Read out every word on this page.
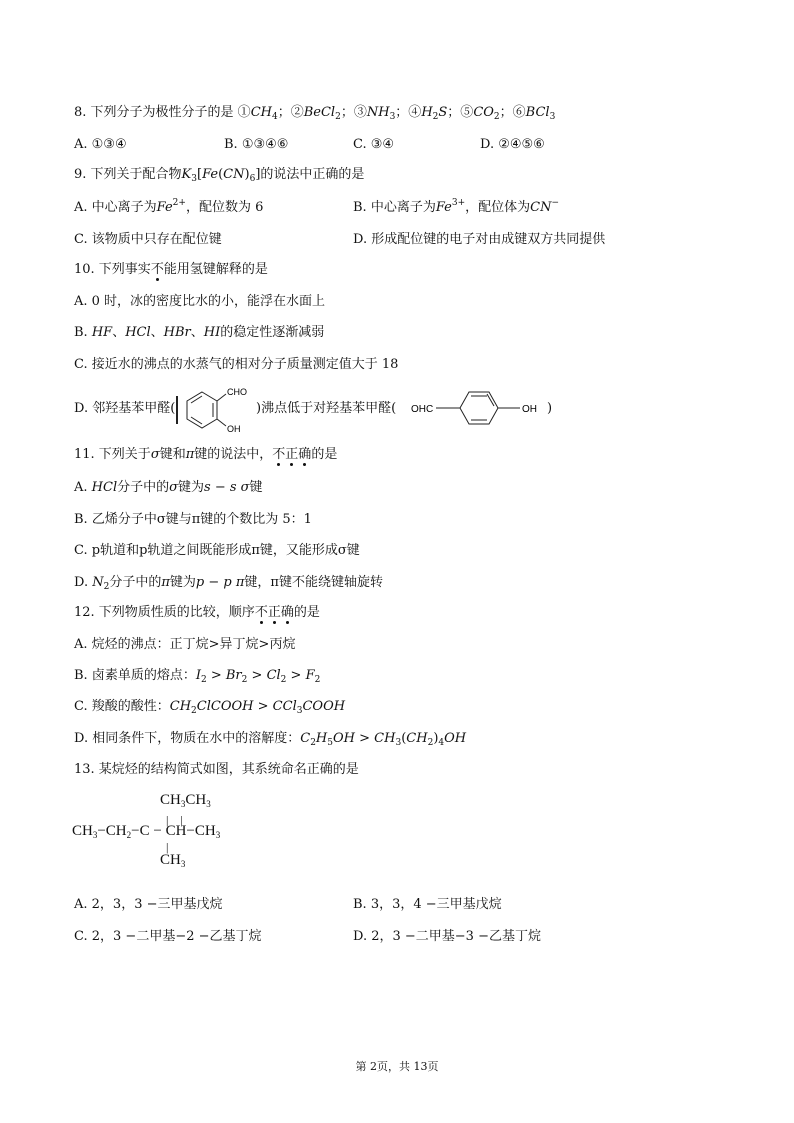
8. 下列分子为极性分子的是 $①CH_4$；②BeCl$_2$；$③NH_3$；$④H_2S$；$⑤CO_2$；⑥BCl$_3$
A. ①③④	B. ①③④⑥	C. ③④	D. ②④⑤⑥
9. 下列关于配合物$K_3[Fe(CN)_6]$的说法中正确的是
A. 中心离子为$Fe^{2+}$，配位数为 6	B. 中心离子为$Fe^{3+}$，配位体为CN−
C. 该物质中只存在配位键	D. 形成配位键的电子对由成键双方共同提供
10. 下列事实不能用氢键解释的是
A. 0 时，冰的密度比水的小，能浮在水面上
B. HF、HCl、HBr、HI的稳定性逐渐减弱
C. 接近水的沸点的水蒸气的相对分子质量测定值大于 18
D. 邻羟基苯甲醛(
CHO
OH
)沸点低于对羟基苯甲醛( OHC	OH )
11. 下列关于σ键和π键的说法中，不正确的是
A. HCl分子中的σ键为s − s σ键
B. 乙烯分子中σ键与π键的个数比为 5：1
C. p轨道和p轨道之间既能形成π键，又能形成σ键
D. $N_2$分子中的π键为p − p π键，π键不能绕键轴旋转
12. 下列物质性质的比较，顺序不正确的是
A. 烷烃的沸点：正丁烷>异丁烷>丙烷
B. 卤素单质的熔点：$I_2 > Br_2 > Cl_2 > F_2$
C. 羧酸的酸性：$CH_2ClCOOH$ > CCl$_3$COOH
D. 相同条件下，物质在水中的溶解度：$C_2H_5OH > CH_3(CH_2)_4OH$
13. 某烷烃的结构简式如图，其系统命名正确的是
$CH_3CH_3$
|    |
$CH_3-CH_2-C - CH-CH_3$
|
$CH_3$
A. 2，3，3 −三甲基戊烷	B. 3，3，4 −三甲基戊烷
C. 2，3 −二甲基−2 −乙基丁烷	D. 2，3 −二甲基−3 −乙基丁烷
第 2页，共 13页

--------

[THE PROBLEM] Any pictures should be dropped; transcribe the rest of the records above exactly.

[COMPLETED EXERCISE]
Read out every word on this page.
8. 下列分子为极性分子的是 $①CH_4$；②BeCl$_2$；$③NH_3$；$④H_2S$；$⑤CO_2$；⑥BCl$_3$
A. ①③④	B. ①③④⑥	C. ③④	D. ②④⑤⑥
9. 下列关于配合物$K_3[Fe(CN)_6]$的说法中正确的是
A. 中心离子为$Fe^{2+}$，配位数为 6	B. 中心离子为$Fe^{3+}$，配位体为CN−
C. 该物质中只存在配位键	D. 形成配位键的电子对由成键双方共同提供
10. 下列事实不能用氢键解释的是
A. 0 时，冰的密度比水的小，能浮在水面上
B. HF、HCl、HBr、HI的稳定性逐渐减弱
C. 接近水的沸点的水蒸气的相对分子质量测定值大于 18
D. 邻羟基苯甲醛(
CHO
OH
)沸点低于对羟基苯甲醛( OHC	OH )
11. 下列关于σ键和π键的说法中，不正确的是
A. HCl分子中的σ键为s − s σ键
B. 乙烯分子中σ键与π键的个数比为 5：1
C. p轨道和p轨道之间既能形成π键，又能形成σ键
D. $N_2$分子中的π键为p − p π键，π键不能绕键轴旋转
12. 下列物质性质的比较，顺序不正确的是
A. 烷烃的沸点：正丁烷>异丁烷>丙烷
B. 卤素单质的熔点：$I_2 > Br_2 > Cl_2 > F_2$
C. 羧酸的酸性：$CH_2ClCOOH$ > CCl$_3$COOH
D. 相同条件下，物质在水中的溶解度：$C_2H_5OH > CH_3(CH_2)_4OH$
13. 某烷烃的结构简式如图，其系统命名正确的是
$CH_3CH_3$
|    |
$CH_3-CH_2-C - CH-CH_3$
|
$CH_3$
A. 2，3，3 −三甲基戊烷	B. 3，3，4 −三甲基戊烷
C. 2，3 −二甲基−2 −乙基丁烷	D. 2，3 −二甲基−3 −乙基丁烷
第 2页，共 13页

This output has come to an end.